**SHORT EXERCISE:** Every line below that holds the string "commands" should be copied out.

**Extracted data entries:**
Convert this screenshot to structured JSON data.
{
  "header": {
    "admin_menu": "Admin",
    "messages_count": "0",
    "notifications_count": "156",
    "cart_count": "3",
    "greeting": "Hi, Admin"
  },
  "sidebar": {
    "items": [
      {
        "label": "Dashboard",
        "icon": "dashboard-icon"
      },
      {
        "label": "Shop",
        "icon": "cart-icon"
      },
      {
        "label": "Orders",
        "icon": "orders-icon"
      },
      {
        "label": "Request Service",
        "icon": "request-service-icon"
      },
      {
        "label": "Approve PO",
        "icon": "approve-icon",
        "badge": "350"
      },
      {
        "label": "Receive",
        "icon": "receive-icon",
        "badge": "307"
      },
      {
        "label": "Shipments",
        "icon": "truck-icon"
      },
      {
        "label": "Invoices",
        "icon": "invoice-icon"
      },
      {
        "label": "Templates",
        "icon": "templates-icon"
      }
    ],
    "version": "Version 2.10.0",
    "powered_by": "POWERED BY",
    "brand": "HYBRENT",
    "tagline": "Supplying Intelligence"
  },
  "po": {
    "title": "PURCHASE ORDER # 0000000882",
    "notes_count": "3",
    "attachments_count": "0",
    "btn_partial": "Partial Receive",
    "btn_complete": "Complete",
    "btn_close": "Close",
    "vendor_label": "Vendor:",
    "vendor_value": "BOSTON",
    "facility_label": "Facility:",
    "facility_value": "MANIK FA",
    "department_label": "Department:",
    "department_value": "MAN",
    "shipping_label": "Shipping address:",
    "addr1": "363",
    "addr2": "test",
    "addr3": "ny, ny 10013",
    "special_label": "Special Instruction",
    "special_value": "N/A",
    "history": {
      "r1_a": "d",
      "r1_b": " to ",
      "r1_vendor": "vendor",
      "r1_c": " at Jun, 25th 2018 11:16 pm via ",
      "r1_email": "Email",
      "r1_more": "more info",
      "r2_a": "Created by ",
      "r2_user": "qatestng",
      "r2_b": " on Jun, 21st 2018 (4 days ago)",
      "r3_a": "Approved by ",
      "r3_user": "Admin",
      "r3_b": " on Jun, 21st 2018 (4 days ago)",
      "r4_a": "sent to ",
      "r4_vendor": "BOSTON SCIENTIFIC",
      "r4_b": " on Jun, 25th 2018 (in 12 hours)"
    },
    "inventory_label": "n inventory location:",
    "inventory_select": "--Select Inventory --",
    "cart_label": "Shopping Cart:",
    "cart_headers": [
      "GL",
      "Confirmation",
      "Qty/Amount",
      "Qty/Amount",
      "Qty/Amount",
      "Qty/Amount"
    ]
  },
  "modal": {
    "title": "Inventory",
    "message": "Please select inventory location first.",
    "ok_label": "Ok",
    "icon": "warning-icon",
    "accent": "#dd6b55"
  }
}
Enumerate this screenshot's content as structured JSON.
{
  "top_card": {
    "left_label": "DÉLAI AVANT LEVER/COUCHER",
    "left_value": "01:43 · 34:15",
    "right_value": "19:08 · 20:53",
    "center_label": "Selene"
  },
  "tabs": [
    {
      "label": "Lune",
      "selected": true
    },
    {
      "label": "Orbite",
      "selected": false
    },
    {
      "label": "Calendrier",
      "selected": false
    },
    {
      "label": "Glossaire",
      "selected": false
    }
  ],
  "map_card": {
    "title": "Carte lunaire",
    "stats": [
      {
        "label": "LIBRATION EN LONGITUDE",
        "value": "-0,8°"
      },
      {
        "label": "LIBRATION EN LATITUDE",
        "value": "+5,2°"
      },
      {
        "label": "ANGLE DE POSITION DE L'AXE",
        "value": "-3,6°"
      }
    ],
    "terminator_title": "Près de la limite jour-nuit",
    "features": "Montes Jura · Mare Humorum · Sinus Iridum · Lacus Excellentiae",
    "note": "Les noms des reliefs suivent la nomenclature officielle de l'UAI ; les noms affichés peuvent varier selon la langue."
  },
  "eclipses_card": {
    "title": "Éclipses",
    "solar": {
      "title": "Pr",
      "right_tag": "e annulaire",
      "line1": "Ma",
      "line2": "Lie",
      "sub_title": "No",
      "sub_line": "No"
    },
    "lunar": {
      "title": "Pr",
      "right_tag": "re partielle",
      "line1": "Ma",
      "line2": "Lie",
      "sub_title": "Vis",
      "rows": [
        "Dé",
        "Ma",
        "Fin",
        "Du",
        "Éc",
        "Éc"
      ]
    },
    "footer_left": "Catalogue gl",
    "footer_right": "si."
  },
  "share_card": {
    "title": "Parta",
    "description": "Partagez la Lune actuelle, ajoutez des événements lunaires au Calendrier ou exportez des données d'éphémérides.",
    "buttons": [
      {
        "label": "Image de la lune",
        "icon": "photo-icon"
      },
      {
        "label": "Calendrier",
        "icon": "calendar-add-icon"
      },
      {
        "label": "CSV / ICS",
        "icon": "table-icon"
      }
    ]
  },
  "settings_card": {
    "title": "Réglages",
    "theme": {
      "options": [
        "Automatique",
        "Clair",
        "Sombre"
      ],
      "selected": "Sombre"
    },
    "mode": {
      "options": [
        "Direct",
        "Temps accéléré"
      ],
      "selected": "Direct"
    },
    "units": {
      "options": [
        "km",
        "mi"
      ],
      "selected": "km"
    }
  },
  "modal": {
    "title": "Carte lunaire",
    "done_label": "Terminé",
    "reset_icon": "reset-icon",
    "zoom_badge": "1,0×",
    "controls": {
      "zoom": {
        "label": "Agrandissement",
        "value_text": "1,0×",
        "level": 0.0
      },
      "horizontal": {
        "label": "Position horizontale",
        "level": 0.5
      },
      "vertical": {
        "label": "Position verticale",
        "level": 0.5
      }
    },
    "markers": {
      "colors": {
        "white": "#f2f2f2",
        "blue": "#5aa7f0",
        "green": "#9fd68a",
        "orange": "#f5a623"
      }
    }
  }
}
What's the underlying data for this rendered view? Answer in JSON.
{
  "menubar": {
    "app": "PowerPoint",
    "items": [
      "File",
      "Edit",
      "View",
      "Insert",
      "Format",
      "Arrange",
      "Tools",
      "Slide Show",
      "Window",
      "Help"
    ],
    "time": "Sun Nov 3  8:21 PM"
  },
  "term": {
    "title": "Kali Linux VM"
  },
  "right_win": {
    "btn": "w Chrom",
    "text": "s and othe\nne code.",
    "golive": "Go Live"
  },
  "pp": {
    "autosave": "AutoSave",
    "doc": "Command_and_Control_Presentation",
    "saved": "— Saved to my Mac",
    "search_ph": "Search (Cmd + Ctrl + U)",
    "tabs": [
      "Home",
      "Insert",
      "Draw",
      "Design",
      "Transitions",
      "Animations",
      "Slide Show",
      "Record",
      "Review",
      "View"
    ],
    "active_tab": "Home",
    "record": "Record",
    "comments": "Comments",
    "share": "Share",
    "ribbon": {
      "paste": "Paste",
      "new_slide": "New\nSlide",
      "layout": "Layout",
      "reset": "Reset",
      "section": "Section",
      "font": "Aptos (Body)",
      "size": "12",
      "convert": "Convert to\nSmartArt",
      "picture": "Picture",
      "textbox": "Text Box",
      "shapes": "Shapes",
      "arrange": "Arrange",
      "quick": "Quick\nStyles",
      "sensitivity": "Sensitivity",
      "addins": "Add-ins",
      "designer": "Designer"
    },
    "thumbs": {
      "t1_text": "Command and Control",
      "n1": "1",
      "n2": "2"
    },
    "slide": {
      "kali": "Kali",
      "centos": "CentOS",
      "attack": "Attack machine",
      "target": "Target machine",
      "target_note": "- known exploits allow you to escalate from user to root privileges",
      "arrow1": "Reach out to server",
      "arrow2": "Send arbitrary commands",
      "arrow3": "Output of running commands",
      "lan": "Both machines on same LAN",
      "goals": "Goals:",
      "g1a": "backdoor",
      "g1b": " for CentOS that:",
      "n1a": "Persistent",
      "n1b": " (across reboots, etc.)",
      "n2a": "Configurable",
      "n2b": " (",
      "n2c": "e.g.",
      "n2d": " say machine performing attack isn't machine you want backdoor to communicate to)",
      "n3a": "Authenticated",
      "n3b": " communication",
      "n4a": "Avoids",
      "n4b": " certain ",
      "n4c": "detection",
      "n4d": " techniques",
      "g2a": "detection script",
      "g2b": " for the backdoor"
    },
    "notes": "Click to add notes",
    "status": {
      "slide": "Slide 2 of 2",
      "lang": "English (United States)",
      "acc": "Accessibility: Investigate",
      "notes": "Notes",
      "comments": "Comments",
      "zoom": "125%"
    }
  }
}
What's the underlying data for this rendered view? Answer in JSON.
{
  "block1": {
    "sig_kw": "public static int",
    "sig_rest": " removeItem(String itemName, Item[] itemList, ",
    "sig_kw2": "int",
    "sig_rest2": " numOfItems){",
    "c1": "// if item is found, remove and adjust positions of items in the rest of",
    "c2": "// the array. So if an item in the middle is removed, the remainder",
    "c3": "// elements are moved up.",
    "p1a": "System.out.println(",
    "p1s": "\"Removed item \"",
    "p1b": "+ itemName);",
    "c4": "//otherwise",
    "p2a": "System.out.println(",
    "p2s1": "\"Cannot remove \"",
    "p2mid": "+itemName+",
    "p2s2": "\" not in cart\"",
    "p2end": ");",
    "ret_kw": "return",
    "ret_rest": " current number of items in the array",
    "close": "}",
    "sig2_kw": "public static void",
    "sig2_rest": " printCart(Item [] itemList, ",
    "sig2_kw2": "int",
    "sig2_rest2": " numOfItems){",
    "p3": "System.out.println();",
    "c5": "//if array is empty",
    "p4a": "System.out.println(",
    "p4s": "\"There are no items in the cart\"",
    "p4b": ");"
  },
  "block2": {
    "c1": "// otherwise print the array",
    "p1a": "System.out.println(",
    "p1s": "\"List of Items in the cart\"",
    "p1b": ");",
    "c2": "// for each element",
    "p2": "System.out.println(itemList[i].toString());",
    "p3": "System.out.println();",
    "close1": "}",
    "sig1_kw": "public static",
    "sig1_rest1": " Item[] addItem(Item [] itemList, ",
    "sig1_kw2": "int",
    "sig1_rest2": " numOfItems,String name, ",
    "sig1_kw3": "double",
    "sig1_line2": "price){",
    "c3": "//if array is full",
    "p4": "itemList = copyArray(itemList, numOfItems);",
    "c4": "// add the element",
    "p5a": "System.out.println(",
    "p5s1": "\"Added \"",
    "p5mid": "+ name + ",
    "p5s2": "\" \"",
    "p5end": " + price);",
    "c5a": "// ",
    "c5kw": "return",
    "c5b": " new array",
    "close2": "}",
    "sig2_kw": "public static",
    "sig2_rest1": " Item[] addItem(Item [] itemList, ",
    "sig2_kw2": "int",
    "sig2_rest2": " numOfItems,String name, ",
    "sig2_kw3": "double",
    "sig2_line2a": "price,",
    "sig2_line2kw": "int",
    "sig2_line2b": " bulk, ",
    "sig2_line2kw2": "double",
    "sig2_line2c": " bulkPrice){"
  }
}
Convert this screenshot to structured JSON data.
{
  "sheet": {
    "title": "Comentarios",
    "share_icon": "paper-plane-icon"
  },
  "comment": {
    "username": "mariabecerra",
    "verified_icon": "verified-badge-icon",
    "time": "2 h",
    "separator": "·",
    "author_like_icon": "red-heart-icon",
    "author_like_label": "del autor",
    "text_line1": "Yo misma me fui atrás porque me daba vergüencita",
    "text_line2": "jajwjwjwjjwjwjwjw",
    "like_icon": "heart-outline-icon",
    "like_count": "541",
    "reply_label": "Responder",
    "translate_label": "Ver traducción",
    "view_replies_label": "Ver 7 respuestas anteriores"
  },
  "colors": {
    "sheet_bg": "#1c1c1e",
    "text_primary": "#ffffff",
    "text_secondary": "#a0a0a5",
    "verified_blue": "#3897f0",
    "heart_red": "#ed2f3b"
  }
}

**COMPLETE ANSWER:**
      "arrow2": "Send arbitrary commands",
      "arrow3": "Output of running commands",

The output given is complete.